» THE EXERCISE: Going through the material below, please gather all lines with the word "name" in them.
— Start SOURCE MATERIAL —
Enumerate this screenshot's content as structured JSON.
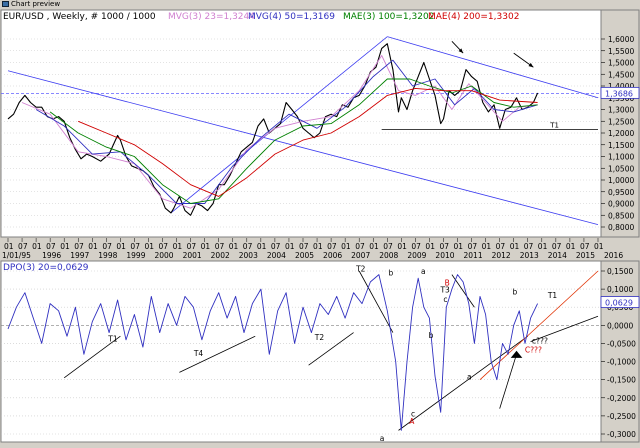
{
  "window": {
    "title": "Chart preview"
  },
  "top_panel": {
    "header_prefix": "EUR/USD , Weekly, # 1000 / 1000",
    "header_items": [
      {
        "text": "MVG(3) 23=1,3244",
        "color": "#d080d0"
      },
      {
        "text": "MVG(4) 50=1,3169",
        "color": "#3030c0"
      },
      {
        "text": "MAE(3) 100=1,3202",
        "color": "#008000"
      },
      {
        "text": "MAE(4) 200=1,3302",
        "color": "#d00000"
      }
    ],
    "last_price_label": "1,3686",
    "trendline_label": "T1"
  },
  "bottom_panel": {
    "header": "DPO(3) 20=0,0629",
    "last_value_label": "0,0629",
    "annotations": [
      {
        "text": "T2",
        "color": "#000000",
        "t": 0.59,
        "v": 0.148
      },
      {
        "text": "b",
        "color": "#000000",
        "t": 0.645,
        "v": 0.138
      },
      {
        "text": "a",
        "color": "#000000",
        "t": 0.7,
        "v": 0.142
      },
      {
        "text": "B",
        "color": "#d00000",
        "t": 0.74,
        "v": 0.11
      },
      {
        "text": "T3",
        "color": "#000000",
        "t": 0.733,
        "v": 0.09
      },
      {
        "text": "c",
        "color": "#000000",
        "t": 0.738,
        "v": 0.065
      },
      {
        "text": "b",
        "color": "#000000",
        "t": 0.713,
        "v": -0.035
      },
      {
        "text": "a",
        "color": "#000000",
        "t": 0.778,
        "v": -0.15
      },
      {
        "text": "b",
        "color": "#000000",
        "t": 0.855,
        "v": 0.085
      },
      {
        "text": "T1",
        "color": "#000000",
        "t": 0.915,
        "v": 0.075
      },
      {
        "text": "c",
        "color": "#000000",
        "t": 0.683,
        "v": -0.252
      },
      {
        "text": "A",
        "color": "#d00000",
        "t": 0.68,
        "v": -0.272
      },
      {
        "text": "a",
        "color": "#000000",
        "t": 0.63,
        "v": -0.32
      },
      {
        "text": "T1",
        "color": "#000000",
        "t": 0.17,
        "v": -0.045
      },
      {
        "text": "T4",
        "color": "#000000",
        "t": 0.315,
        "v": -0.085
      },
      {
        "text": "T2",
        "color": "#000000",
        "t": 0.52,
        "v": -0.04
      },
      {
        "text": "c???",
        "color": "#000000",
        "t": 0.888,
        "v": -0.05
      },
      {
        "text": "C???",
        "color": "#d00000",
        "t": 0.876,
        "v": -0.075
      }
    ]
  },
  "chart_data": {
    "type": "line",
    "x_axis": {
      "month_labels": [
        "01",
        "07",
        "01",
        "07",
        "01",
        "07",
        "01",
        "07",
        "01",
        "07",
        "01",
        "07",
        "01",
        "07",
        "01",
        "07",
        "01",
        "07",
        "01",
        "07",
        "01",
        "07",
        "01",
        "07",
        "01",
        "07",
        "01",
        "07",
        "01",
        "07",
        "01",
        "07",
        "01",
        "07",
        "01",
        "07",
        "01",
        "07",
        "01",
        "07",
        "01",
        "07",
        "01"
      ],
      "year_labels": [
        "1/01/95",
        "1996",
        "1997",
        "1998",
        "1999",
        "2000",
        "2001",
        "2002",
        "2003",
        "2004",
        "2005",
        "2006",
        "2007",
        "2008",
        "2009",
        "2010",
        "2011",
        "2012",
        "2013",
        "2014",
        "2015",
        "2016"
      ],
      "range": [
        1995.0,
        2016.0
      ]
    },
    "top": {
      "y_range": [
        0.8,
        1.6
      ],
      "y_ticks": [
        "1,6000",
        "1,5500",
        "1,5000",
        "1,4500",
        "1,4000",
        "1,3500",
        "1,3000",
        "1,2500",
        "1,2000",
        "1,1500",
        "1,1000",
        "1,0500",
        "1,0000",
        "0,9500",
        "0,9000",
        "0,8500",
        "0,8000"
      ],
      "last_price": 1.3686,
      "support_T1": 1.215,
      "series": [
        {
          "name": "EUR/USD",
          "color": "#000000",
          "x": [
            1995.0,
            1995.2,
            1995.4,
            1995.6,
            1995.8,
            1996.0,
            1996.2,
            1996.4,
            1996.6,
            1996.8,
            1997.0,
            1997.2,
            1997.4,
            1997.6,
            1997.8,
            1998.0,
            1998.3,
            1998.6,
            1998.9,
            1999.0,
            1999.2,
            1999.4,
            1999.6,
            1999.8,
            2000.0,
            2000.2,
            2000.4,
            2000.6,
            2000.8,
            2000.9,
            2001.1,
            2001.3,
            2001.5,
            2001.7,
            2001.9,
            2002.1,
            2002.3,
            2002.5,
            2002.7,
            2002.9,
            2003.1,
            2003.3,
            2003.5,
            2003.7,
            2003.9,
            2004.1,
            2004.3,
            2004.5,
            2004.7,
            2004.9,
            2005.1,
            2005.3,
            2005.5,
            2005.7,
            2005.9,
            2006.1,
            2006.3,
            2006.5,
            2006.7,
            2006.9,
            2007.1,
            2007.3,
            2007.5,
            2007.7,
            2007.9,
            2008.1,
            2008.3,
            2008.5,
            2008.7,
            2008.9,
            2009.0,
            2009.2,
            2009.4,
            2009.6,
            2009.8,
            2010.0,
            2010.2,
            2010.4,
            2010.5,
            2010.7,
            2010.9,
            2011.1,
            2011.3,
            2011.5,
            2011.7,
            2011.9,
            2012.1,
            2012.3,
            2012.5,
            2012.7,
            2012.9,
            2013.1,
            2013.3,
            2013.5,
            2013.7,
            2013.85
          ],
          "y": [
            1.26,
            1.28,
            1.33,
            1.36,
            1.33,
            1.31,
            1.31,
            1.27,
            1.26,
            1.27,
            1.25,
            1.18,
            1.13,
            1.09,
            1.11,
            1.1,
            1.08,
            1.11,
            1.19,
            1.17,
            1.1,
            1.06,
            1.05,
            1.04,
            1.02,
            0.97,
            0.94,
            0.88,
            0.86,
            0.88,
            0.93,
            0.87,
            0.85,
            0.9,
            0.89,
            0.87,
            0.9,
            0.98,
            0.98,
            1.02,
            1.07,
            1.12,
            1.14,
            1.16,
            1.23,
            1.26,
            1.2,
            1.22,
            1.24,
            1.33,
            1.3,
            1.27,
            1.22,
            1.2,
            1.18,
            1.2,
            1.27,
            1.28,
            1.27,
            1.32,
            1.31,
            1.35,
            1.36,
            1.4,
            1.46,
            1.48,
            1.56,
            1.58,
            1.47,
            1.29,
            1.35,
            1.3,
            1.38,
            1.44,
            1.5,
            1.43,
            1.36,
            1.24,
            1.26,
            1.38,
            1.36,
            1.38,
            1.47,
            1.44,
            1.42,
            1.33,
            1.29,
            1.32,
            1.22,
            1.3,
            1.31,
            1.35,
            1.3,
            1.31,
            1.33,
            1.37
          ]
        },
        {
          "name": "MVG(3) 23",
          "color": "#d080d0",
          "x": [
            1995.5,
            1996.5,
            1997.5,
            1998.5,
            1999.5,
            2000.5,
            2001.5,
            2002.5,
            2003.5,
            2004.5,
            2005.5,
            2006.5,
            2007.5,
            2008.3,
            2008.9,
            2009.5,
            2010.2,
            2010.8,
            2011.4,
            2012.0,
            2012.6,
            2013.2,
            2013.85
          ],
          "y": [
            1.33,
            1.28,
            1.12,
            1.1,
            1.07,
            0.92,
            0.88,
            0.96,
            1.13,
            1.22,
            1.25,
            1.27,
            1.38,
            1.53,
            1.38,
            1.36,
            1.4,
            1.3,
            1.41,
            1.33,
            1.25,
            1.31,
            1.32
          ]
        },
        {
          "name": "MVG(4) 50",
          "color": "#3030c0",
          "x": [
            1996.0,
            1997.0,
            1998.0,
            1999.0,
            2000.0,
            2001.0,
            2002.0,
            2003.0,
            2004.0,
            2005.0,
            2006.0,
            2007.0,
            2008.0,
            2008.7,
            2009.4,
            2010.2,
            2010.9,
            2011.6,
            2012.3,
            2013.0,
            2013.85
          ],
          "y": [
            1.3,
            1.23,
            1.11,
            1.12,
            1.02,
            0.9,
            0.9,
            1.06,
            1.18,
            1.28,
            1.22,
            1.31,
            1.44,
            1.51,
            1.4,
            1.43,
            1.32,
            1.39,
            1.3,
            1.29,
            1.32
          ]
        },
        {
          "name": "MAE(3) 100",
          "color": "#008000",
          "x": [
            1996.5,
            1997.5,
            1998.5,
            1999.5,
            2000.5,
            2001.5,
            2002.5,
            2003.5,
            2004.5,
            2005.5,
            2006.5,
            2007.5,
            2008.5,
            2009.3,
            2010.0,
            2010.8,
            2011.5,
            2012.3,
            2013.0,
            2013.85
          ],
          "y": [
            1.29,
            1.2,
            1.14,
            1.1,
            0.98,
            0.9,
            0.92,
            1.05,
            1.17,
            1.23,
            1.24,
            1.32,
            1.43,
            1.43,
            1.4,
            1.37,
            1.4,
            1.33,
            1.31,
            1.32
          ]
        },
        {
          "name": "MAE(4) 200",
          "color": "#d00000",
          "x": [
            1997.5,
            1998.5,
            1999.5,
            2000.5,
            2001.5,
            2002.5,
            2003.5,
            2004.5,
            2005.5,
            2006.5,
            2007.5,
            2008.5,
            2009.5,
            2010.5,
            2011.5,
            2012.5,
            2013.85
          ],
          "y": [
            1.25,
            1.2,
            1.15,
            1.07,
            0.98,
            0.93,
            1.01,
            1.11,
            1.17,
            1.2,
            1.27,
            1.36,
            1.39,
            1.38,
            1.38,
            1.34,
            1.33
          ]
        }
      ]
    },
    "bottom": {
      "y_range": [
        -0.3,
        0.15
      ],
      "y_ticks": [
        "0,1500",
        "0,1000",
        "0,0500",
        "0,0000",
        "-0,0500",
        "-0,1000",
        "-0,1500",
        "-0,2000",
        "-0,2500",
        "-0,3000"
      ],
      "last_value": 0.0629,
      "series": [
        {
          "name": "DPO(3) 20",
          "color": "#3030c0",
          "x": [
            1995.0,
            1995.3,
            1995.6,
            1995.9,
            1996.2,
            1996.5,
            1996.8,
            1997.1,
            1997.4,
            1997.7,
            1998.0,
            1998.3,
            1998.6,
            1998.9,
            1999.2,
            1999.5,
            1999.8,
            2000.1,
            2000.4,
            2000.7,
            2001.0,
            2001.3,
            2001.6,
            2001.9,
            2002.2,
            2002.5,
            2002.8,
            2003.1,
            2003.4,
            2003.7,
            2004.0,
            2004.3,
            2004.6,
            2004.9,
            2005.2,
            2005.5,
            2005.8,
            2006.1,
            2006.4,
            2006.7,
            2007.0,
            2007.3,
            2007.6,
            2007.9,
            2008.2,
            2008.5,
            2008.8,
            2009.0,
            2009.2,
            2009.4,
            2009.6,
            2009.8,
            2010.0,
            2010.2,
            2010.4,
            2010.6,
            2010.8,
            2011.0,
            2011.2,
            2011.4,
            2011.6,
            2011.8,
            2012.0,
            2012.2,
            2012.4,
            2012.6,
            2012.8,
            2013.0,
            2013.2,
            2013.4,
            2013.6,
            2013.85
          ],
          "y": [
            -0.01,
            0.05,
            0.09,
            0.02,
            -0.05,
            0.06,
            0.04,
            -0.03,
            0.05,
            -0.08,
            0.01,
            0.06,
            -0.02,
            0.07,
            -0.04,
            0.03,
            -0.06,
            0.08,
            -0.02,
            0.06,
            0.0,
            0.08,
            0.05,
            -0.04,
            0.04,
            0.09,
            0.02,
            0.08,
            -0.02,
            0.06,
            0.1,
            -0.08,
            0.04,
            0.09,
            -0.05,
            0.05,
            -0.02,
            0.06,
            0.03,
            0.08,
            0.02,
            0.09,
            0.06,
            0.12,
            0.14,
            0.04,
            -0.1,
            -0.29,
            -0.1,
            0.05,
            0.13,
            0.05,
            0.02,
            -0.14,
            -0.24,
            0.05,
            0.1,
            0.14,
            0.12,
            0.06,
            -0.05,
            0.08,
            0.03,
            -0.1,
            -0.15,
            -0.05,
            -0.08,
            0.0,
            0.04,
            -0.05,
            0.02,
            0.06
          ]
        }
      ]
    }
  }
}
— End SOURCE MATERIAL —
» WORKED ANSWER:
          "name": "EUR/USD",
          "name": "MVG(3) 23",
          "name": "MVG(4) 50",
          "name": "MAE(3) 100",
          "name": "MAE(4) 200",
          "name": "DPO(3) 20",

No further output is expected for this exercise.